Print the listing below exactly.

= RECORDS FOR THE TASK =
++++++++++

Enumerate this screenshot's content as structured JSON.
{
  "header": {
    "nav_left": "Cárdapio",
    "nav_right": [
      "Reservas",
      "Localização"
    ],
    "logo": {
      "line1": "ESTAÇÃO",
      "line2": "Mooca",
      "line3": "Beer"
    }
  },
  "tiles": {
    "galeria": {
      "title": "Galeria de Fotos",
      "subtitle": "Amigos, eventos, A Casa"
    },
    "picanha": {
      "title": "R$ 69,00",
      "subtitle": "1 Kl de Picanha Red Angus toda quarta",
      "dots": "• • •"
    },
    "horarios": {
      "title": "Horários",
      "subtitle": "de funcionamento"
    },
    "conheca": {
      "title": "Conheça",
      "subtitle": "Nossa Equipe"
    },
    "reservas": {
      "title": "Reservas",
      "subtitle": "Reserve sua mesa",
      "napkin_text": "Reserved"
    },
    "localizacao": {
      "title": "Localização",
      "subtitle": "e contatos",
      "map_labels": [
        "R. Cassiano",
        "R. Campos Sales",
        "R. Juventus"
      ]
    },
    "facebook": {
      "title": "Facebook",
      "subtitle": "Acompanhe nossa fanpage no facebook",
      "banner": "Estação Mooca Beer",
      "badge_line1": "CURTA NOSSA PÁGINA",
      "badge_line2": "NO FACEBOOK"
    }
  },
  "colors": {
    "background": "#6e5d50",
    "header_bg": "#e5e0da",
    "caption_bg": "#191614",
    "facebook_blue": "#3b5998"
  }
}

++++++++++

= FINAL ANSWER =
Enumerate this screenshot's content as structured JSON.
{
  "header": {
    "nav_left": "Cárdapio",
    "nav_right": [
      "Reservas",
      "Localização"
    ],
    "logo": {
      "line1": "ESTAÇÃO",
      "line2": "Mooca",
      "line3": "Beer"
    }
  },
  "tiles": {
    "galeria": {
      "title": "Galeria de Fotos",
      "subtitle": "Amigos, eventos, A Casa"
    },
    "picanha": {
      "title": "R$ 69,00",
      "subtitle": "1 Kl de Picanha Red Angus toda quarta",
      "dots": "• • •"
    },
    "horarios": {
      "title": "Horários",
      "subtitle": "de funcionamento"
    },
    "conheca": {
      "title": "Conheça",
      "subtitle": "Nossa Equipe"
    },
    "reservas": {
      "title": "Reservas",
      "subtitle": "Reserve sua mesa",
      "napkin_text": "Reserved"
    },
    "localizacao": {
      "title": "Localização",
      "subtitle": "e contatos",
      "map_labels": [
        "R. Cassiano",
        "R. Campos Sales",
        "R. Juventus"
      ]
    },
    "facebook": {
      "title": "Facebook",
      "subtitle": "Acompanhe nossa fanpage no facebook",
      "banner": "Estação Mooca Beer",
      "badge_line1": "CURTA NOSSA PÁGINA",
      "badge_line2": "NO FACEBOOK"
    }
  },
  "colors": {
    "background": "#6e5d50",
    "header_bg": "#e5e0da",
    "caption_bg": "#191614",
    "facebook_blue": "#3b5998"
  }
}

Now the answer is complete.